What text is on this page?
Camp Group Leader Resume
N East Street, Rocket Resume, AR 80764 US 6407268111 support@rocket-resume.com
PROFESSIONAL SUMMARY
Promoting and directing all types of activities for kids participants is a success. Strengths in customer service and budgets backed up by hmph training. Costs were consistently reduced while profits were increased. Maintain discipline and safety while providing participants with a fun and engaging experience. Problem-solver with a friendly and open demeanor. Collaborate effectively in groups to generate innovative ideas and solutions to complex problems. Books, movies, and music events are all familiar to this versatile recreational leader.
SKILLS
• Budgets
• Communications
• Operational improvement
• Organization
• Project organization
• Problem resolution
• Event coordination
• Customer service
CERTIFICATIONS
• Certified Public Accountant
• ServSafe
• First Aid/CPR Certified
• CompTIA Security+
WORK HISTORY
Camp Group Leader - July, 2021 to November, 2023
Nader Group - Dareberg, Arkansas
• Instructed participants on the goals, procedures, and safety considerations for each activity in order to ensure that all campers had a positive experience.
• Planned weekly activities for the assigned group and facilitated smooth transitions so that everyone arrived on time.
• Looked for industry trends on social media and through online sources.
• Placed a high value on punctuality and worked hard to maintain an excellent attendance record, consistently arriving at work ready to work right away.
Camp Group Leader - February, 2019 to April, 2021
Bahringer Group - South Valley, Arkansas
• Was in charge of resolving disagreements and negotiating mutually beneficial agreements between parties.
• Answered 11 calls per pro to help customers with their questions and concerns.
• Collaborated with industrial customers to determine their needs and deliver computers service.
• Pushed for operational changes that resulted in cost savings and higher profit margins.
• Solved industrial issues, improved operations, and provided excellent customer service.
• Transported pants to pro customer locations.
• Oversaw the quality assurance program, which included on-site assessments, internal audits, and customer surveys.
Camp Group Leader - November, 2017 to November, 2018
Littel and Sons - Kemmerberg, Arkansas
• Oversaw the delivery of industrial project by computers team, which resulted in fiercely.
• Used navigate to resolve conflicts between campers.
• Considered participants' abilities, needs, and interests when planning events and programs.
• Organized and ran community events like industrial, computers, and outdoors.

__________________________________________________

Tell how many lines contain the word "Arkansas", using only the number.

3